[START DATA EXTRACT]
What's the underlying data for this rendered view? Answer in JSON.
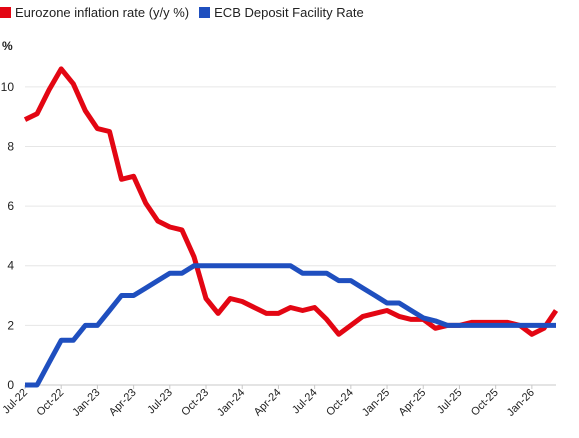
{
  "legend": {
    "inflation_label": "Eurozone inflation rate (y/y %)",
    "ecb_label": "ECB Deposit Facility Rate"
  },
  "unit_label": "%",
  "colors": {
    "inflation": "#e30613",
    "ecb": "#1f4fbf",
    "grid": "#e6e6e6",
    "axis": "#c8c8c8"
  },
  "chart_data": {
    "type": "line",
    "title": "",
    "xlabel": "",
    "ylabel": "%",
    "ylim": [
      0,
      11
    ],
    "yticks": [
      0,
      2,
      4,
      6,
      8,
      10
    ],
    "grid": "horizontal",
    "legend_position": "top-left",
    "x": [
      "2022-07",
      "2022-08",
      "2022-09",
      "2022-10",
      "2022-11",
      "2022-12",
      "2023-01",
      "2023-02",
      "2023-03",
      "2023-04",
      "2023-05",
      "2023-06",
      "2023-07",
      "2023-08",
      "2023-09",
      "2023-10",
      "2023-11",
      "2023-12",
      "2024-01",
      "2024-02",
      "2024-03",
      "2024-04",
      "2024-05",
      "2024-06",
      "2024-07",
      "2024-08",
      "2024-09",
      "2024-10",
      "2024-11",
      "2024-12",
      "2025-01",
      "2025-02",
      "2025-03",
      "2025-04",
      "2025-05",
      "2025-06",
      "2025-07",
      "2025-08",
      "2025-09",
      "2025-10",
      "2025-11",
      "2025-12",
      "2026-01",
      "2026-02",
      "2026-03"
    ],
    "xtick_labels": [
      {
        "x": "2022-07",
        "label": "Jul-22"
      },
      {
        "x": "2022-10",
        "label": "Oct-22"
      },
      {
        "x": "2023-01",
        "label": "Jan-23"
      },
      {
        "x": "2023-04",
        "label": "Apr-23"
      },
      {
        "x": "2023-07",
        "label": "Jul-23"
      },
      {
        "x": "2023-10",
        "label": "Oct-23"
      },
      {
        "x": "2024-01",
        "label": "Jan-24"
      },
      {
        "x": "2024-04",
        "label": "Apr-24"
      },
      {
        "x": "2024-07",
        "label": "Jul-24"
      },
      {
        "x": "2024-10",
        "label": "Oct-24"
      },
      {
        "x": "2025-01",
        "label": "Jan-25"
      },
      {
        "x": "2025-04",
        "label": "Apr-25"
      },
      {
        "x": "2025-07",
        "label": "Jul-25"
      },
      {
        "x": "2025-10",
        "label": "Oct-25"
      },
      {
        "x": "2026-01",
        "label": "Jan-26"
      }
    ],
    "series": [
      {
        "name": "Eurozone inflation rate (y/y %)",
        "color": "#e30613",
        "values": [
          8.9,
          9.1,
          9.9,
          10.6,
          10.1,
          9.2,
          8.6,
          8.5,
          6.9,
          7.0,
          6.1,
          5.5,
          5.3,
          5.2,
          4.3,
          2.9,
          2.4,
          2.9,
          2.8,
          2.6,
          2.4,
          2.4,
          2.6,
          2.5,
          2.6,
          2.2,
          1.7,
          2.0,
          2.3,
          2.4,
          2.5,
          2.3,
          2.2,
          2.2,
          1.9,
          2.0,
          2.0,
          2.1,
          2.1,
          2.1,
          2.1,
          2.0,
          1.7,
          1.9,
          2.5
        ]
      },
      {
        "name": "ECB Deposit Facility Rate",
        "color": "#1f4fbf",
        "values": [
          0.0,
          0.0,
          0.75,
          1.5,
          1.5,
          2.0,
          2.0,
          2.5,
          3.0,
          3.0,
          3.25,
          3.5,
          3.75,
          3.75,
          4.0,
          4.0,
          4.0,
          4.0,
          4.0,
          4.0,
          4.0,
          4.0,
          4.0,
          3.75,
          3.75,
          3.75,
          3.5,
          3.5,
          3.25,
          3.0,
          2.75,
          2.75,
          2.5,
          2.25,
          2.15,
          2.0,
          2.0,
          2.0,
          2.0,
          2.0,
          2.0,
          2.0,
          2.0,
          2.0,
          2.0
        ]
      }
    ]
  }
}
[END DATA EXTRACT]
Reproduce all entries without any change, and omit the pictures.

__EXPECTED ANSWER__.
What's the underlying data for this rendered view? Answer in JSON.
{
  "legend": {
    "inflation_label": "Eurozone inflation rate (y/y %)",
    "ecb_label": "ECB Deposit Facility Rate"
  },
  "unit_label": "%",
  "colors": {
    "inflation": "#e30613",
    "ecb": "#1f4fbf",
    "grid": "#e6e6e6",
    "axis": "#c8c8c8"
  },
  "chart_data": {
    "type": "line",
    "title": "",
    "xlabel": "",
    "ylabel": "%",
    "ylim": [
      0,
      11
    ],
    "yticks": [
      0,
      2,
      4,
      6,
      8,
      10
    ],
    "grid": "horizontal",
    "legend_position": "top-left",
    "x": [
      "2022-07",
      "2022-08",
      "2022-09",
      "2022-10",
      "2022-11",
      "2022-12",
      "2023-01",
      "2023-02",
      "2023-03",
      "2023-04",
      "2023-05",
      "2023-06",
      "2023-07",
      "2023-08",
      "2023-09",
      "2023-10",
      "2023-11",
      "2023-12",
      "2024-01",
      "2024-02",
      "2024-03",
      "2024-04",
      "2024-05",
      "2024-06",
      "2024-07",
      "2024-08",
      "2024-09",
      "2024-10",
      "2024-11",
      "2024-12",
      "2025-01",
      "2025-02",
      "2025-03",
      "2025-04",
      "2025-05",
      "2025-06",
      "2025-07",
      "2025-08",
      "2025-09",
      "2025-10",
      "2025-11",
      "2025-12",
      "2026-01",
      "2026-02",
      "2026-03"
    ],
    "xtick_labels": [
      {
        "x": "2022-07",
        "label": "Jul-22"
      },
      {
        "x": "2022-10",
        "label": "Oct-22"
      },
      {
        "x": "2023-01",
        "label": "Jan-23"
      },
      {
        "x": "2023-04",
        "label": "Apr-23"
      },
      {
        "x": "2023-07",
        "label": "Jul-23"
      },
      {
        "x": "2023-10",
        "label": "Oct-23"
      },
      {
        "x": "2024-01",
        "label": "Jan-24"
      },
      {
        "x": "2024-04",
        "label": "Apr-24"
      },
      {
        "x": "2024-07",
        "label": "Jul-24"
      },
      {
        "x": "2024-10",
        "label": "Oct-24"
      },
      {
        "x": "2025-01",
        "label": "Jan-25"
      },
      {
        "x": "2025-04",
        "label": "Apr-25"
      },
      {
        "x": "2025-07",
        "label": "Jul-25"
      },
      {
        "x": "2025-10",
        "label": "Oct-25"
      },
      {
        "x": "2026-01",
        "label": "Jan-26"
      }
    ],
    "series": [
      {
        "name": "Eurozone inflation rate (y/y %)",
        "color": "#e30613",
        "values": [
          8.9,
          9.1,
          9.9,
          10.6,
          10.1,
          9.2,
          8.6,
          8.5,
          6.9,
          7.0,
          6.1,
          5.5,
          5.3,
          5.2,
          4.3,
          2.9,
          2.4,
          2.9,
          2.8,
          2.6,
          2.4,
          2.4,
          2.6,
          2.5,
          2.6,
          2.2,
          1.7,
          2.0,
          2.3,
          2.4,
          2.5,
          2.3,
          2.2,
          2.2,
          1.9,
          2.0,
          2.0,
          2.1,
          2.1,
          2.1,
          2.1,
          2.0,
          1.7,
          1.9,
          2.5
        ]
      },
      {
        "name": "ECB Deposit Facility Rate",
        "color": "#1f4fbf",
        "values": [
          0.0,
          0.0,
          0.75,
          1.5,
          1.5,
          2.0,
          2.0,
          2.5,
          3.0,
          3.0,
          3.25,
          3.5,
          3.75,
          3.75,
          4.0,
          4.0,
          4.0,
          4.0,
          4.0,
          4.0,
          4.0,
          4.0,
          4.0,
          3.75,
          3.75,
          3.75,
          3.5,
          3.5,
          3.25,
          3.0,
          2.75,
          2.75,
          2.5,
          2.25,
          2.15,
          2.0,
          2.0,
          2.0,
          2.0,
          2.0,
          2.0,
          2.0,
          2.0,
          2.0,
          2.0
        ]
      }
    ]
  }
}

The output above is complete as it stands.